Stored dataset items:
---*---

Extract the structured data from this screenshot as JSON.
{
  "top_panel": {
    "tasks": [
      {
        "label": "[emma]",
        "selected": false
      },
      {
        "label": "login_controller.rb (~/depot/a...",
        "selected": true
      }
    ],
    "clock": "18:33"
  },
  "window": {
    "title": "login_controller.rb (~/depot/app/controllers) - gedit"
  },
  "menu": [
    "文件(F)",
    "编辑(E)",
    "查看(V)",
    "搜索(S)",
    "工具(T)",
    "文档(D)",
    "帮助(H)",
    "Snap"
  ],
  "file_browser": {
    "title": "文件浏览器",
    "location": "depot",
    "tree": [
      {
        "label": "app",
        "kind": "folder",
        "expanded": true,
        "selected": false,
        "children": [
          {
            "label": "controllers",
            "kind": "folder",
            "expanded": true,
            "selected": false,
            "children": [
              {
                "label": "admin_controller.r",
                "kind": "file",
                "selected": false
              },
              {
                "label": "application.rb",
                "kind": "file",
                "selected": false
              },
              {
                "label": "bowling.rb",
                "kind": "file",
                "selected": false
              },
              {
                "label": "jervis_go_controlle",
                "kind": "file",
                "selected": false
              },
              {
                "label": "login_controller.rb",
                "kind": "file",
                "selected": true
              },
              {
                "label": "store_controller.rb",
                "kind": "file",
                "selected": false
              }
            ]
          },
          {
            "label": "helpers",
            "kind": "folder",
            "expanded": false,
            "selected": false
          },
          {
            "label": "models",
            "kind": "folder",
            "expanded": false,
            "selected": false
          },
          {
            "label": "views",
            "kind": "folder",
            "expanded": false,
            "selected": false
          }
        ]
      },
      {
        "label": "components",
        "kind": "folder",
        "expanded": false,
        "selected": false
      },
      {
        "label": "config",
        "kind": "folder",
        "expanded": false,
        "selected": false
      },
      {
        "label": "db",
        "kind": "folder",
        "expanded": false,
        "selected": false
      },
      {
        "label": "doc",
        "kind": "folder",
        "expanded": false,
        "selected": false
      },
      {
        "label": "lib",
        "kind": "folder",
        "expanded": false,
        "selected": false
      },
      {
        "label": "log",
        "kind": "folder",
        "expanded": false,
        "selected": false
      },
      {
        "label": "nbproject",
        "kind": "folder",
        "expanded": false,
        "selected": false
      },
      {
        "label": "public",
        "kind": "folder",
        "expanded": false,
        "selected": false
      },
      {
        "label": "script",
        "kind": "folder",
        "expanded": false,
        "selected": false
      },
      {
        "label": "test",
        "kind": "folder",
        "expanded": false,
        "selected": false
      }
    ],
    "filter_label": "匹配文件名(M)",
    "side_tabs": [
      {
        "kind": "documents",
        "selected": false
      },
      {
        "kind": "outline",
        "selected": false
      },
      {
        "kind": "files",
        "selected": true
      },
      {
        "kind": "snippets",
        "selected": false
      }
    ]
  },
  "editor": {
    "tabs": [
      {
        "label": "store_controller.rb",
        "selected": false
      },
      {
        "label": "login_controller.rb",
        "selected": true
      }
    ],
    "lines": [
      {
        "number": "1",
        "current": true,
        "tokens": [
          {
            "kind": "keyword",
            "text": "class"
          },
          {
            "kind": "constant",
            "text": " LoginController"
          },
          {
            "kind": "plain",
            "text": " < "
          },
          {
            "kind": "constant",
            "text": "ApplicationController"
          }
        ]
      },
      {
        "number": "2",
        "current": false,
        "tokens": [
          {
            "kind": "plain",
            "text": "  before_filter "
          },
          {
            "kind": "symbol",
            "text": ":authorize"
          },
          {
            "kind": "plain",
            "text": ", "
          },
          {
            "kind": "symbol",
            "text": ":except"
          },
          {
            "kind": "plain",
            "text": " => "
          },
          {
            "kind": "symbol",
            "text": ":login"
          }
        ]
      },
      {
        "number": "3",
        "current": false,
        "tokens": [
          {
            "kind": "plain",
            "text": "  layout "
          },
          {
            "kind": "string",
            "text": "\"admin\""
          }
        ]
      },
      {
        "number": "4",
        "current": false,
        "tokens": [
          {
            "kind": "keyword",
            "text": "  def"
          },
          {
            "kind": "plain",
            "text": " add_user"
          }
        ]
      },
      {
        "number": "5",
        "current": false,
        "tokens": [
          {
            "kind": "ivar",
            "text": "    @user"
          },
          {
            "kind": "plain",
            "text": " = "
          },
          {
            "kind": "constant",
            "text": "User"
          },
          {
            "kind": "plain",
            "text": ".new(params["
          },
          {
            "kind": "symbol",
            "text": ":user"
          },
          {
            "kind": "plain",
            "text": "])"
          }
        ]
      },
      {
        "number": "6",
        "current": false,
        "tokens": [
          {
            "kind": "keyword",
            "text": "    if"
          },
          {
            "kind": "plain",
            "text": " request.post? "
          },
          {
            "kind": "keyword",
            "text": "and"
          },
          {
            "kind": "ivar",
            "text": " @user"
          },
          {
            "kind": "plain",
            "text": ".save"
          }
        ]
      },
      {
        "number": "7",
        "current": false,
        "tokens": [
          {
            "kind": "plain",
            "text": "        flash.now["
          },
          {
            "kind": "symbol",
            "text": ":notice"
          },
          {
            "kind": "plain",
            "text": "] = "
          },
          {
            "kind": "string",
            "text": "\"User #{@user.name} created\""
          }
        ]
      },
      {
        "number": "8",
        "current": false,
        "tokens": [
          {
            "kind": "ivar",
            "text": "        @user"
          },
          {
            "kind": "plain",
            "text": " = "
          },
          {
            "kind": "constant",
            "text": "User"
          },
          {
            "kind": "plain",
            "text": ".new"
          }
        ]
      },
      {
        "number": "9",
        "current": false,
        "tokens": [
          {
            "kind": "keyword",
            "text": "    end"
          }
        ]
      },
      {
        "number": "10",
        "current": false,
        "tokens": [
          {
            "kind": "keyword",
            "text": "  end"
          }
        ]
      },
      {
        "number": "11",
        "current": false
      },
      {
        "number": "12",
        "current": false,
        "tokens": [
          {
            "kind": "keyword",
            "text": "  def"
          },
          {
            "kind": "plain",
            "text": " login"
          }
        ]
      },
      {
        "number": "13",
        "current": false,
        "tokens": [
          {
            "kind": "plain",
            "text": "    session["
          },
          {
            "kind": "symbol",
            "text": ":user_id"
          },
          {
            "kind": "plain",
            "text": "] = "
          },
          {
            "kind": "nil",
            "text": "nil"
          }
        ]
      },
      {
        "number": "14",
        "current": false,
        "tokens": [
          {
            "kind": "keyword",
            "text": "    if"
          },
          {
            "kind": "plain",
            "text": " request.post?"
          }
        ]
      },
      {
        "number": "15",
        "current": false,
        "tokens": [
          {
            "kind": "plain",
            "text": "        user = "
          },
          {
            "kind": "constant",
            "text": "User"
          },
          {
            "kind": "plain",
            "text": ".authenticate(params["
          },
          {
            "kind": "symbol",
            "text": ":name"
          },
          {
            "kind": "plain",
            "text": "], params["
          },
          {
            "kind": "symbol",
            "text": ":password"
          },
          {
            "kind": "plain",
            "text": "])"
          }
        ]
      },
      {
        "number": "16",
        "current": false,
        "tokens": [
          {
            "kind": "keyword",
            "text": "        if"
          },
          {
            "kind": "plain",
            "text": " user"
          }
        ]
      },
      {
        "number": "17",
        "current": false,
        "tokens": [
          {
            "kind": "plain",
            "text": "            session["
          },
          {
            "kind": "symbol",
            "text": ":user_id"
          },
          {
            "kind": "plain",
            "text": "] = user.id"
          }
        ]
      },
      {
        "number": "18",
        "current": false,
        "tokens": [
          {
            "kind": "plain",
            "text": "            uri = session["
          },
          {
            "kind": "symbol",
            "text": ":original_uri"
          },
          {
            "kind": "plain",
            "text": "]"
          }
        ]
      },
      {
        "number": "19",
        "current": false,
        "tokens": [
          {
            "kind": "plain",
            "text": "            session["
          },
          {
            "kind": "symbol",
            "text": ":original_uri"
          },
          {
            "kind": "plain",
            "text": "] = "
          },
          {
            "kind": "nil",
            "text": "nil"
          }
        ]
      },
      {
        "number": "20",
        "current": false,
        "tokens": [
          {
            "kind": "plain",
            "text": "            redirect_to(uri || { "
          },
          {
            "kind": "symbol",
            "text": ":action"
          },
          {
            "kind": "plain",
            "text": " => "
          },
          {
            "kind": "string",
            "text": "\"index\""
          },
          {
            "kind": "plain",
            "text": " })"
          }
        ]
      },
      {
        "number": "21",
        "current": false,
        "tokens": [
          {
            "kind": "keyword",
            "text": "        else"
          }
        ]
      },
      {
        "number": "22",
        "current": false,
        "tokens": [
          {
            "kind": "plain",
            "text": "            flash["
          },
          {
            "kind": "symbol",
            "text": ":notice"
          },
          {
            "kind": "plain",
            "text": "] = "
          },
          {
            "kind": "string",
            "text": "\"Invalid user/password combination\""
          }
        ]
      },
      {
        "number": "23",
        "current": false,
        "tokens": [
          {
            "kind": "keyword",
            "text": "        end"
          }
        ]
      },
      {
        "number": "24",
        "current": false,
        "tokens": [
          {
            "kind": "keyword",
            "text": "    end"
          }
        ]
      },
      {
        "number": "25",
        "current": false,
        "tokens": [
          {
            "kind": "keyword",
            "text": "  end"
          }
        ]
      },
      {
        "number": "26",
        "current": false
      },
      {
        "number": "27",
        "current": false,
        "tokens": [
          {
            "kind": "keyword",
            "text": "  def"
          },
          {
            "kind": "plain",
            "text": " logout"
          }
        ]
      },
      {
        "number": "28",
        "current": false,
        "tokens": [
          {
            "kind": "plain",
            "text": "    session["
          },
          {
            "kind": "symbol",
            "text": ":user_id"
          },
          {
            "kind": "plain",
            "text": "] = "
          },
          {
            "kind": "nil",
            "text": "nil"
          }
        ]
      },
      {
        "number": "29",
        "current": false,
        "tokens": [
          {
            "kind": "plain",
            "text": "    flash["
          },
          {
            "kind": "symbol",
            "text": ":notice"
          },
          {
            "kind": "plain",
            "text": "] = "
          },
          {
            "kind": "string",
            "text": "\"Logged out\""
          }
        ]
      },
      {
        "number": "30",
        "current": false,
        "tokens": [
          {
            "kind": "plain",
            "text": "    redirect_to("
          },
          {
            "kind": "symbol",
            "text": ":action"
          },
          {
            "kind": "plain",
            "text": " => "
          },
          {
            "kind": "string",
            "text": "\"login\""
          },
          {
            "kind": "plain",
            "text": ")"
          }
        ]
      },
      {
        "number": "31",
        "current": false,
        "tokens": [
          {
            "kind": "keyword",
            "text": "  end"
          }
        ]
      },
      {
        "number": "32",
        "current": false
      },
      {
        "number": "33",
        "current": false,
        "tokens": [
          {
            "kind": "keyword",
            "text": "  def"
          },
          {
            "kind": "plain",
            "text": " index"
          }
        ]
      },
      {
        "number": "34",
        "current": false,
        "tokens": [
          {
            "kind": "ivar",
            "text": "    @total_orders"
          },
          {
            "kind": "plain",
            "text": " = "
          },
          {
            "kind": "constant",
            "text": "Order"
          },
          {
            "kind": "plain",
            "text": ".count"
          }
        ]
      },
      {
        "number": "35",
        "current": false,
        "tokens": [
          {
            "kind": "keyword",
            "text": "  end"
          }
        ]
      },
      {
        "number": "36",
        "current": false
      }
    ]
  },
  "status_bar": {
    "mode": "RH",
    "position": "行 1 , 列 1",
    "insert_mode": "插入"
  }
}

---*---

**Challenge:**
Copy each line that contains the word "password".

**The reply:**
            "text": ":password"
            "text": "\"Invalid user/password combination\""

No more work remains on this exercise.